**DATA FOR THE TASK**
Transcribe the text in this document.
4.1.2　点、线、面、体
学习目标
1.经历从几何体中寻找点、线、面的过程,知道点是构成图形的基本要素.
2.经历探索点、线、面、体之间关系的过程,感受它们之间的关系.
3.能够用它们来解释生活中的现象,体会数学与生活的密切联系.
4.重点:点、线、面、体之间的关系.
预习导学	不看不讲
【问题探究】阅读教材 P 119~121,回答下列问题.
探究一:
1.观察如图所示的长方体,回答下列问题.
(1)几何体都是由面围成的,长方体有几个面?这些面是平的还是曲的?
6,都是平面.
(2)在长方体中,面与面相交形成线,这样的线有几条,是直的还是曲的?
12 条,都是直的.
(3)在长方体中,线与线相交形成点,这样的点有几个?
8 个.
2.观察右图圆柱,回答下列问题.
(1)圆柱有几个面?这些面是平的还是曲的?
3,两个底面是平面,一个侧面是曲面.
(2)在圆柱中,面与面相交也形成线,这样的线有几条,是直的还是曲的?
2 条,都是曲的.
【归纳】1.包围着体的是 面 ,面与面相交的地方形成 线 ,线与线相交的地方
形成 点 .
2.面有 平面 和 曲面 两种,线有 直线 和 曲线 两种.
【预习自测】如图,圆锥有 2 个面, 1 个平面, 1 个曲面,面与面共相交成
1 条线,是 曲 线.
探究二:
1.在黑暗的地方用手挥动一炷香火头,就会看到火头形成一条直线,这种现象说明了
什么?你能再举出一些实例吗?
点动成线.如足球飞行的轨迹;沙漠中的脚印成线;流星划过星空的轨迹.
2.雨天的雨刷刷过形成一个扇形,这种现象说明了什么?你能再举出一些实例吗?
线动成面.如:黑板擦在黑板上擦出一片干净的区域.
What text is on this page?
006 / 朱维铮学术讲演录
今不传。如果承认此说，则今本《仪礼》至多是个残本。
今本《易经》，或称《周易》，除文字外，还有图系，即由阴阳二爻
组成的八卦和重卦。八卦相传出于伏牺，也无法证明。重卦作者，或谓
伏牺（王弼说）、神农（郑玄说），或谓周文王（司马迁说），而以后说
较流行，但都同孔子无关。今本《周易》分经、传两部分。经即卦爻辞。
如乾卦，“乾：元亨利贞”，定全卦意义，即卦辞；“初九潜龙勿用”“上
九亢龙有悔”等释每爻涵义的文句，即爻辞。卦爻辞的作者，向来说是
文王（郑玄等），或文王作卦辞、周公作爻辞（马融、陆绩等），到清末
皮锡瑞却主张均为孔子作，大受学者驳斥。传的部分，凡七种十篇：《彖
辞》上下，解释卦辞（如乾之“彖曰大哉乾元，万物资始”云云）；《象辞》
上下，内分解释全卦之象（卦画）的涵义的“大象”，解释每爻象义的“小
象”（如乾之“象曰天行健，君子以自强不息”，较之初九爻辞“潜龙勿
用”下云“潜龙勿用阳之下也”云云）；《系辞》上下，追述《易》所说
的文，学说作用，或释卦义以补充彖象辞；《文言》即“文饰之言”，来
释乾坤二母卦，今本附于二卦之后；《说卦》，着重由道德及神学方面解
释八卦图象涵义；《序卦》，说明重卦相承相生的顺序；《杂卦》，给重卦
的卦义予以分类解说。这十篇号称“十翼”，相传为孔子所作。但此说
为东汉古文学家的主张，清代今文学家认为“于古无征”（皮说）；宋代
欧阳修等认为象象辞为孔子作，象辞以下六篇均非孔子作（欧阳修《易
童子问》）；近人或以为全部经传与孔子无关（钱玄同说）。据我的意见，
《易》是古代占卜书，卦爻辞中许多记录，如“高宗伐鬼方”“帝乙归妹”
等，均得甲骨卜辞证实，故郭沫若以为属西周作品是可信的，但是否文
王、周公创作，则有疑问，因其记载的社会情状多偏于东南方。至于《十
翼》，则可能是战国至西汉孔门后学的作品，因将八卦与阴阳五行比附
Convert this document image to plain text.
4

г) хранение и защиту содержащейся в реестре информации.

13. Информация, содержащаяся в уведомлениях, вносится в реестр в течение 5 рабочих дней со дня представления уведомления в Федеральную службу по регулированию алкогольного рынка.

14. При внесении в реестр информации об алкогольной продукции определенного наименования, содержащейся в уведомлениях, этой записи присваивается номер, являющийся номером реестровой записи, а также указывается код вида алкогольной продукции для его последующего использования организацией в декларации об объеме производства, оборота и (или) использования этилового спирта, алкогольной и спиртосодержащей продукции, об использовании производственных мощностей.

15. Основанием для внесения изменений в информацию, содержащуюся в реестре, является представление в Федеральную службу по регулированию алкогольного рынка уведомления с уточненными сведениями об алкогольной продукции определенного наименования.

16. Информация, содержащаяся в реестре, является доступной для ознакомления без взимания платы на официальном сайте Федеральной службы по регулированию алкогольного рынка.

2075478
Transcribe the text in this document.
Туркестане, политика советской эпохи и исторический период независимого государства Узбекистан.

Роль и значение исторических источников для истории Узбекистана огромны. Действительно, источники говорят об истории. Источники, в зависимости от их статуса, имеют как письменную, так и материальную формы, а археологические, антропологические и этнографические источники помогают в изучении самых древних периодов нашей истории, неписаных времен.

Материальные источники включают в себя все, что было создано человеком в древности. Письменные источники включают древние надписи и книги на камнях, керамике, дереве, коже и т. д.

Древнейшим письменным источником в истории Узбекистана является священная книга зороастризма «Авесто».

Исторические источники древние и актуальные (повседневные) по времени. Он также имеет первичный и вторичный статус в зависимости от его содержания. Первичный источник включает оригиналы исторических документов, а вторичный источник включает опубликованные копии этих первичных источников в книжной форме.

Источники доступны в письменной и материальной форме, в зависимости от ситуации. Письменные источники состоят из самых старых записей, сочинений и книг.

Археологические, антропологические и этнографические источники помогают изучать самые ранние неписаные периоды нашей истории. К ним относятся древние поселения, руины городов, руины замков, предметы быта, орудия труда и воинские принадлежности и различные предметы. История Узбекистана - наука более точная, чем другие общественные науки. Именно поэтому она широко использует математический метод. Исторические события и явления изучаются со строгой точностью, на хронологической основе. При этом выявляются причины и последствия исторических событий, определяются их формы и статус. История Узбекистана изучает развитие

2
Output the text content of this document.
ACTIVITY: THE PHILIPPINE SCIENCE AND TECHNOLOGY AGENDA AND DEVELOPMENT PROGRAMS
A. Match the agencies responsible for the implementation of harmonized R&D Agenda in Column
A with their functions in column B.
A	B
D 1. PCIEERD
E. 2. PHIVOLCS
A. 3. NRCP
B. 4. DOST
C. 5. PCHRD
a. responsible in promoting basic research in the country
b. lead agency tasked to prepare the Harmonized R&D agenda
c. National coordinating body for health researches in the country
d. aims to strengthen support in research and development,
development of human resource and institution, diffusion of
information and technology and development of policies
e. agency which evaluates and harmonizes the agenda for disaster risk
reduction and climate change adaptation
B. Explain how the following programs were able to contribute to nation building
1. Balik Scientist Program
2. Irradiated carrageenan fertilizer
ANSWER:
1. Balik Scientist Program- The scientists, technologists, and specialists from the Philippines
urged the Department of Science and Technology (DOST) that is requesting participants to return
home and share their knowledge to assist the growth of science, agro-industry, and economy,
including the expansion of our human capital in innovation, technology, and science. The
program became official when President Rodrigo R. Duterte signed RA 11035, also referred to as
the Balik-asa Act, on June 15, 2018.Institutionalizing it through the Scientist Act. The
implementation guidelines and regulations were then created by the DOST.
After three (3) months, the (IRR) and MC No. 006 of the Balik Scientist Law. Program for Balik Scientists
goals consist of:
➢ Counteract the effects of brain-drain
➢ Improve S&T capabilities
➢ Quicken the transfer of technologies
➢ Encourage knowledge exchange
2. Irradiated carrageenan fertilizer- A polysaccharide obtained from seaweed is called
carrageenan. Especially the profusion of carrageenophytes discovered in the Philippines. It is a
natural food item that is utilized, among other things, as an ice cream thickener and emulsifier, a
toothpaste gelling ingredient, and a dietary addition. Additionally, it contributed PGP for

**CHALLENGE**
Only lines that contain the word "document" are wanted; copy each of them.

**EXERCISE RESULT**
Transcribe the text in this document.
Convert this document image to plain text.
Transcribe the text in this document.
Output the text content of this document.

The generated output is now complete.